(Extracted data entries)
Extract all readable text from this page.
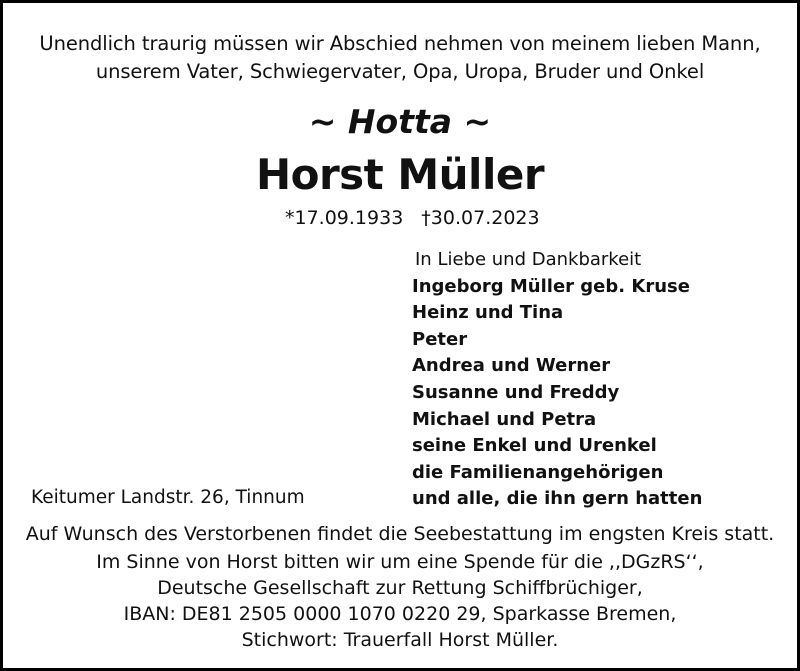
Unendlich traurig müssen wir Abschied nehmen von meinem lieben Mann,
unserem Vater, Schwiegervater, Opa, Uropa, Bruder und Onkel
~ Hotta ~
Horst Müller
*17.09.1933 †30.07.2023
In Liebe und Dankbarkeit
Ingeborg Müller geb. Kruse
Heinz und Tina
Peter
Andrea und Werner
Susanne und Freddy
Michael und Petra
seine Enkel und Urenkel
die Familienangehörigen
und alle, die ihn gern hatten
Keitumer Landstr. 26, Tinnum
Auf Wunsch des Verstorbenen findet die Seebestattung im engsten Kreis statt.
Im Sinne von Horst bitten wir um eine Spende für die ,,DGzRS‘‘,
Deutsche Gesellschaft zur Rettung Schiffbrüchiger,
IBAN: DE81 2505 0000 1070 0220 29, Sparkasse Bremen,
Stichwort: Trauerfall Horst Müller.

* * *

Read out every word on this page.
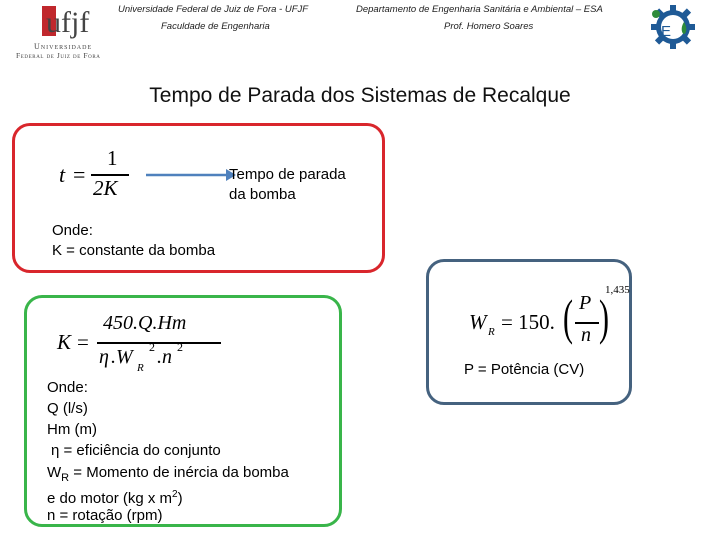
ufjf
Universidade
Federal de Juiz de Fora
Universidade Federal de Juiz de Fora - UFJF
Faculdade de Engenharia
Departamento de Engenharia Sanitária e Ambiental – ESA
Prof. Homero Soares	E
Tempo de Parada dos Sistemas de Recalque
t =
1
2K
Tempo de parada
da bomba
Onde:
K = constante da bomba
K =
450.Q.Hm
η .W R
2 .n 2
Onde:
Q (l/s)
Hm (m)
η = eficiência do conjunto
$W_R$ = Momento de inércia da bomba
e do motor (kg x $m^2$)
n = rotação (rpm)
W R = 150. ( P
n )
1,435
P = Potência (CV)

• _Description of the task_
Select every line in the material above where the string "Tempo" occurs, and copy it.

• _Answer for this exercise_
Tempo de Parada dos Sistemas de Recalque
Tempo de parada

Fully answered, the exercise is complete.